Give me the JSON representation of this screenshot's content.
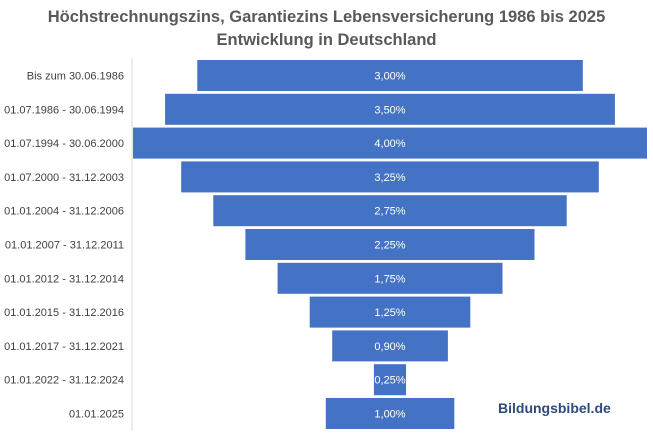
{
  "chart_data": {
    "type": "bar",
    "orientation": "horizontal-centered",
    "title_line1": "Höchstrechnungszins, Garantiezins Lebensversicherung 1986 bis 2025",
    "title_line2": "Entwicklung in Deutschland",
    "categories": [
      "Bis zum 30.06.1986",
      "01.07.1986 - 30.06.1994",
      "01.07.1994 - 30.06.2000",
      "01.07.2000 - 31.12.2003",
      "01.01.2004 - 31.12.2006",
      "01.01.2007 - 31.12.2011",
      "01.01.2012 - 31.12.2014",
      "01.01.2015 - 31.12.2016",
      "01.01.2017 - 31.12.2021",
      "01.01.2022 - 31.12.2024",
      "01.01.2025"
    ],
    "values": [
      3.0,
      3.5,
      4.0,
      3.25,
      2.75,
      2.25,
      1.75,
      1.25,
      0.9,
      0.25,
      1.0
    ],
    "value_labels": [
      "3,00%",
      "3,50%",
      "4,00%",
      "3,25%",
      "2,75%",
      "2,25%",
      "1,75%",
      "1,25%",
      "0,90%",
      "0,25%",
      "1,00%"
    ],
    "bar_color": "#4472c4",
    "xlim": [
      0,
      4.0
    ],
    "grid": false,
    "legend": "none"
  },
  "watermark": "Bildungsbibel.de"
}
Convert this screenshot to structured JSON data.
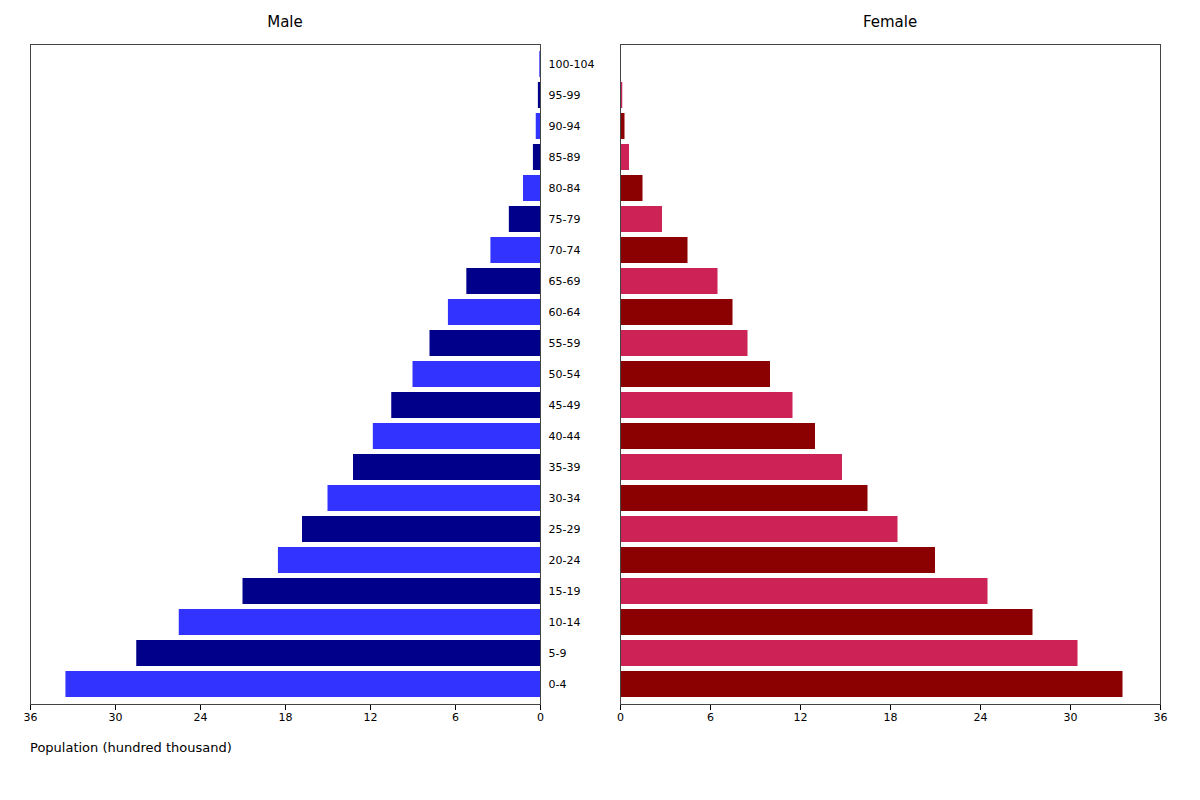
{
  "chart_data": {
    "type": "bar",
    "orientation": "horizontal",
    "categories": [
      "0-4",
      "5-9",
      "10-14",
      "15-19",
      "20-24",
      "25-29",
      "30-34",
      "35-39",
      "40-44",
      "45-49",
      "50-54",
      "55-59",
      "60-64",
      "65-69",
      "70-74",
      "75-79",
      "80-84",
      "85-89",
      "90-94",
      "95-99",
      "100-104"
    ],
    "series": [
      {
        "name": "Male",
        "colors": [
          "#3333ff",
          "#00008b",
          "#3333ff",
          "#00008b",
          "#3333ff",
          "#00008b",
          "#3333ff",
          "#00008b",
          "#3333ff",
          "#00008b",
          "#3333ff",
          "#00008b",
          "#3333ff",
          "#00008b",
          "#3333ff",
          "#00008b",
          "#3333ff",
          "#00008b",
          "#3333ff",
          "#00008b",
          "#3333ff"
        ],
        "values": [
          33.5,
          28.5,
          25.5,
          21.0,
          18.5,
          16.8,
          15.0,
          13.2,
          11.8,
          10.5,
          9.0,
          7.8,
          6.5,
          5.2,
          3.5,
          2.2,
          1.2,
          0.5,
          0.3,
          0.15,
          0.05
        ]
      },
      {
        "name": "Female",
        "colors": [
          "#8b0000",
          "#cc2255",
          "#8b0000",
          "#cc2255",
          "#8b0000",
          "#cc2255",
          "#8b0000",
          "#cc2255",
          "#8b0000",
          "#cc2255",
          "#8b0000",
          "#cc2255",
          "#8b0000",
          "#cc2255",
          "#8b0000",
          "#cc2255",
          "#8b0000",
          "#cc2255",
          "#8b0000",
          "#cc2255",
          "#8b0000"
        ],
        "values": [
          33.5,
          30.5,
          27.5,
          24.5,
          21.0,
          18.5,
          16.5,
          14.8,
          13.0,
          11.5,
          10.0,
          8.5,
          7.5,
          6.5,
          4.5,
          2.8,
          1.5,
          0.6,
          0.3,
          0.15,
          0.05
        ]
      }
    ],
    "xlabel": "Population (hundred thousand)",
    "xlim": [
      0,
      36
    ],
    "xticks": [
      0,
      6,
      12,
      18,
      24,
      30,
      36
    ]
  }
}
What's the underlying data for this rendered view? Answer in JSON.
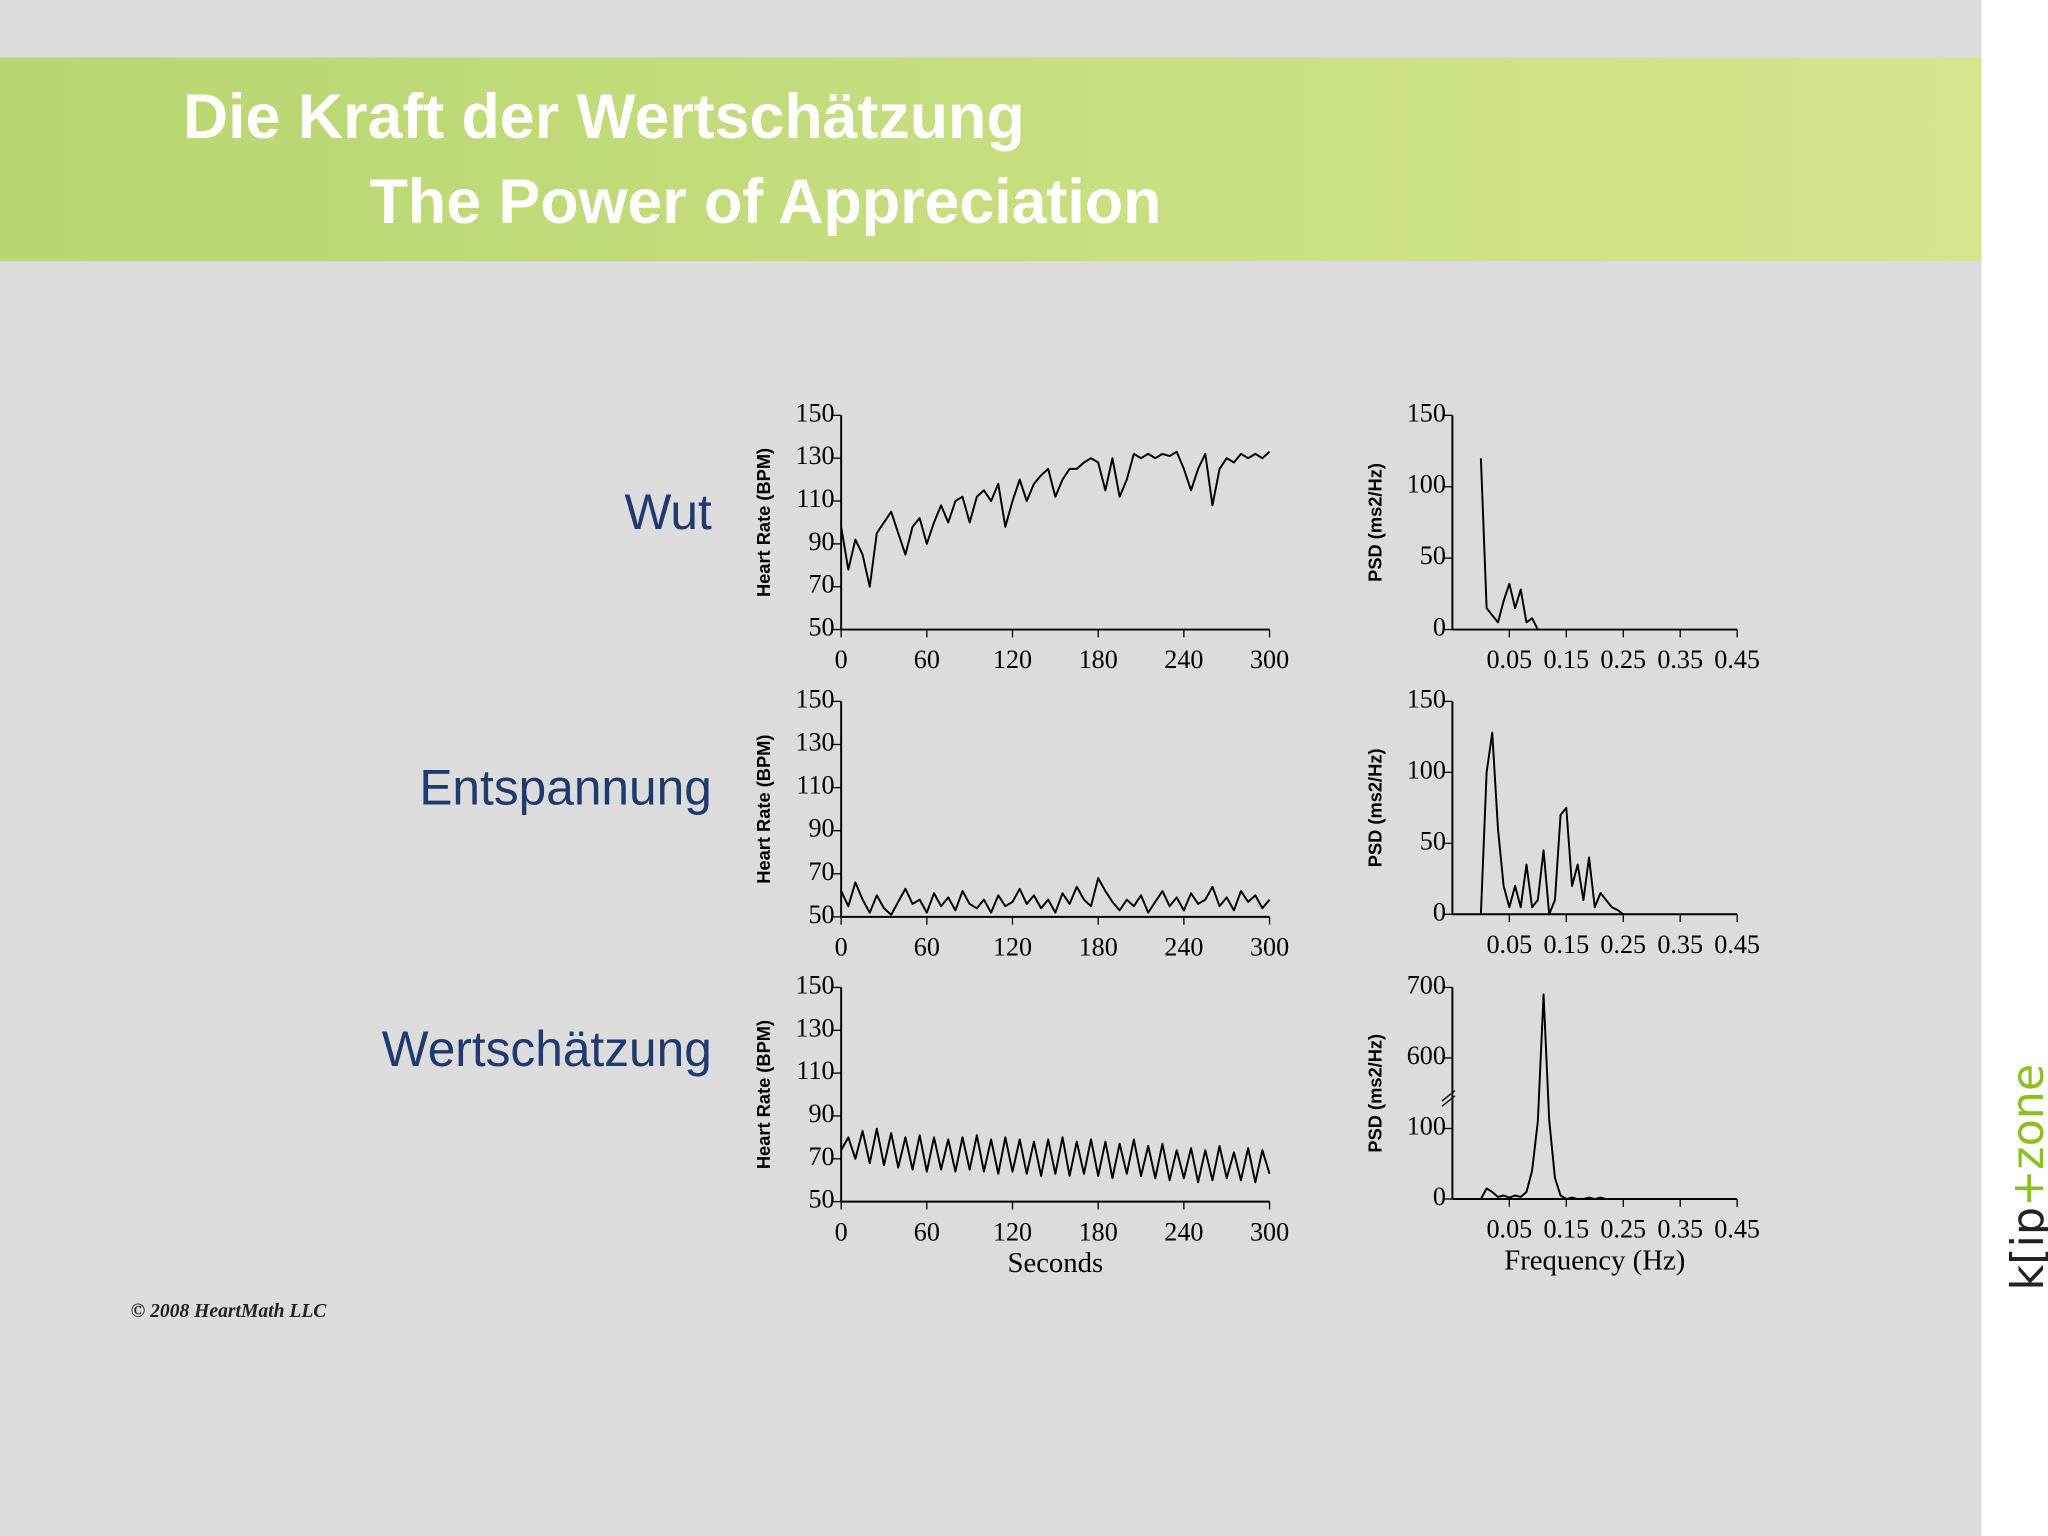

┄┄┄┄┄┄┄┄┄┄

◆ SET PROBLEM: Restate every record exactly, please; do not copy the pictures.

◆ RESULT OF THIS EXERCISE:
Give me the JSON representation of this screenshot's content.
{
  "chart_data": {
    "type": "bar",
    "orientation": "horizontal-centered",
    "title_line1": "Höchstrechnungszins, Garantiezins Lebensversicherung 1986 bis 2025",
    "title_line2": "Entwicklung in Deutschland",
    "categories": [
      "Bis zum 30.06.1986",
      "01.07.1986 - 30.06.1994",
      "01.07.1994 - 30.06.2000",
      "01.07.2000 - 31.12.2003",
      "01.01.2004 - 31.12.2006",
      "01.01.2007 - 31.12.2011",
      "01.01.2012 - 31.12.2014",
      "01.01.2015 - 31.12.2016",
      "01.01.2017 - 31.12.2021",
      "01.01.2022 - 31.12.2024",
      "01.01.2025"
    ],
    "values": [
      3.0,
      3.5,
      4.0,
      3.25,
      2.75,
      2.25,
      1.75,
      1.25,
      0.9,
      0.25,
      1.0
    ],
    "value_labels": [
      "3,00%",
      "3,50%",
      "4,00%",
      "3,25%",
      "2,75%",
      "2,25%",
      "1,75%",
      "1,25%",
      "0,90%",
      "0,25%",
      "1,00%"
    ],
    "bar_color": "#4472c4",
    "xlim": [
      0,
      4.0
    ],
    "grid": false,
    "legend": "none"
  },
  "watermark": "Bildungsbibel.de"
}
Convert this screenshot to structured JSON data.
{
  "chart_data": {
    "type": "bar",
    "orientation": "horizontal",
    "categories": [
      "0-4",
      "5-9",
      "10-14",
      "15-19",
      "20-24",
      "25-29",
      "30-34",
      "35-39",
      "40-44",
      "45-49",
      "50-54",
      "55-59",
      "60-64",
      "65-69",
      "70-74",
      "75-79",
      "80-84",
      "85-89",
      "90-94",
      "95-99",
      "100-104"
    ],
    "series": [
      {
        "name": "Male",
        "colors": [
          "#3333ff",
          "#00008b",
          "#3333ff",
          "#00008b",
          "#3333ff",
          "#00008b",
          "#3333ff",
          "#00008b",
          "#3333ff",
          "#00008b",
          "#3333ff",
          "#00008b",
          "#3333ff",
          "#00008b",
          "#3333ff",
          "#00008b",
          "#3333ff",
          "#00008b",
          "#3333ff",
          "#00008b",
          "#3333ff"
        ],
        "values": [
          33.5,
          28.5,
          25.5,
          21.0,
          18.5,
          16.8,
          15.0,
          13.2,
          11.8,
          10.5,
          9.0,
          7.8,
          6.5,
          5.2,
          3.5,
          2.2,
          1.2,
          0.5,
          0.3,
          0.15,
          0.05
        ]
      },
      {
        "name": "Female",
        "colors": [
          "#8b0000",
          "#cc2255",
          "#8b0000",
          "#cc2255",
          "#8b0000",
          "#cc2255",
          "#8b0000",
          "#cc2255",
          "#8b0000",
          "#cc2255",
          "#8b0000",
          "#cc2255",
          "#8b0000",
          "#cc2255",
          "#8b0000",
          "#cc2255",
          "#8b0000",
          "#cc2255",
          "#8b0000",
          "#cc2255",
          "#8b0000"
        ],
        "values": [
          33.5,
          30.5,
          27.5,
          24.5,
          21.0,
          18.5,
          16.5,
          14.8,
          13.0,
          11.5,
          10.0,
          8.5,
          7.5,
          6.5,
          4.5,
          2.8,
          1.5,
          0.6,
          0.3,
          0.15,
          0.05
        ]
      }
    ],
    "xlabel": "Population (hundred thousand)",
    "xlim": [
      0,
      36
    ],
    "xticks": [
      0,
      6,
      12,
      18,
      24,
      30,
      36
    ]
  }
}
What's the underlying data for this rendered view? Answer in JSON.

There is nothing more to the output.